[WORK TO BE COMPLETED]
Scan the records below. List lines holding "在艺术实践中感悟自然".

[RECORD SET]
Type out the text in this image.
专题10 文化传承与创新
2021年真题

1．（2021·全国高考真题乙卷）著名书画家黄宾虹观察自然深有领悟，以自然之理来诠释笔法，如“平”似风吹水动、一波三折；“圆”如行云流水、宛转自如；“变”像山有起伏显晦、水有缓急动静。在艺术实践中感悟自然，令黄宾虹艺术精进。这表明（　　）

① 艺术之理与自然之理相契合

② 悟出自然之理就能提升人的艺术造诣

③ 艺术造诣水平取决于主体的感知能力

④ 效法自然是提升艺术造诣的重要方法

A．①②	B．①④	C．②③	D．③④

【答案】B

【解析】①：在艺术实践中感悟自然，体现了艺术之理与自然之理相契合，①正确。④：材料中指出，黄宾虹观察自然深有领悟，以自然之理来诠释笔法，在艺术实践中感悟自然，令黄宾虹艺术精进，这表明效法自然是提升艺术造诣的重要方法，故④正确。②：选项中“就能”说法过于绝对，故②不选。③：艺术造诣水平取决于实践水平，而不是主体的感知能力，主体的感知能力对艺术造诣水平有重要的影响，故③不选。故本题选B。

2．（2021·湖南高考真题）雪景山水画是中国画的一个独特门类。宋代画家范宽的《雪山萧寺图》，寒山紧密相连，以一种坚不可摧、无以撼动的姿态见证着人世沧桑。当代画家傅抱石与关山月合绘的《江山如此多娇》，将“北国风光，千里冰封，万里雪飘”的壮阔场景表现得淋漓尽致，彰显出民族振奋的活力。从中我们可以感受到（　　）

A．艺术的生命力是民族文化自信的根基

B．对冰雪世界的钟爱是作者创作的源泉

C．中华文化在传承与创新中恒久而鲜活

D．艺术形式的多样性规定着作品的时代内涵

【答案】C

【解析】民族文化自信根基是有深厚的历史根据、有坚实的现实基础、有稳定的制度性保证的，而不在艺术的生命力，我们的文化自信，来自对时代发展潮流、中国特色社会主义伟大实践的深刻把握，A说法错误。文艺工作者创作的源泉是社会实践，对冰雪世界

...

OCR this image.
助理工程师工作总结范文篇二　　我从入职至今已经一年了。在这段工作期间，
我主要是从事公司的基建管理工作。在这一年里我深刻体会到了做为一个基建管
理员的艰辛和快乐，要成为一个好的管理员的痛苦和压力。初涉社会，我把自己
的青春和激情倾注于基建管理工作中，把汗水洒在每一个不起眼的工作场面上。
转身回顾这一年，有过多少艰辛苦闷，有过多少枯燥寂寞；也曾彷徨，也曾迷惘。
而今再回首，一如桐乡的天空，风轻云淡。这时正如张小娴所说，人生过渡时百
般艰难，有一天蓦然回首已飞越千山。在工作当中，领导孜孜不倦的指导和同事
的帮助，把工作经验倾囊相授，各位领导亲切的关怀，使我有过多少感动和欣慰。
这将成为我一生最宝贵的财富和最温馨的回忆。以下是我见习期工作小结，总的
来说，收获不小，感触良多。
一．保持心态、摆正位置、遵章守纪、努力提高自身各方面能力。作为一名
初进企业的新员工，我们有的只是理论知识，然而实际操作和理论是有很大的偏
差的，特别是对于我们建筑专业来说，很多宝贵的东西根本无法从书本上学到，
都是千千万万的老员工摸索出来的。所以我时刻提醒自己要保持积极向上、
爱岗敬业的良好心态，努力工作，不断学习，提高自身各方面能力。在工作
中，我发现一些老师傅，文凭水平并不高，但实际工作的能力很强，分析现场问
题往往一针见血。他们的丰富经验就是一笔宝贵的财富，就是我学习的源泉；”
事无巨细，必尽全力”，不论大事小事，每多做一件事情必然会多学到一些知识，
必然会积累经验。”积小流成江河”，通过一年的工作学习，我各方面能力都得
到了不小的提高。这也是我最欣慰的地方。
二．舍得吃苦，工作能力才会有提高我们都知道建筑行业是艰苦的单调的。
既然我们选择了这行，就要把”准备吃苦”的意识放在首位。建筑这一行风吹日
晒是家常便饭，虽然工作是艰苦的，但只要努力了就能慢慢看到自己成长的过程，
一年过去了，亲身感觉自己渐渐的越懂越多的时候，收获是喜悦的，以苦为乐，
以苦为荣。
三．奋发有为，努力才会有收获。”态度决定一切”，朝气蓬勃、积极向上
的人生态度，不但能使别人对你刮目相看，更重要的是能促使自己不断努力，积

[RESPONSE]
1．（2021·全国高考真题乙卷）著名书画家黄宾虹观察自然深有领悟，以自然之理来诠释笔法，如“平”似风吹水动、一波三折；“圆”如行云流水、宛转自如；“变”像山有起伏显晦、水有缓急动静。在艺术实践中感悟自然，令黄宾虹艺术精进。这表明（　　）
【解析】①：在艺术实践中感悟自然，体现了艺术之理与自然之理相契合，①正确。④：材料中指出，黄宾虹观察自然深有领悟，以自然之理来诠释笔法，在艺术实践中感悟自然，令黄宾虹艺术精进，这表明效法自然是提升艺术造诣的重要方法，故④正确。②：选项中“就能”说法过于绝对，故②不选。③：艺术造诣水平取决于实践水平，而不是主体的感知能力，主体的感知能力对艺术造诣水平有重要的影响，故③不选。故本题选B。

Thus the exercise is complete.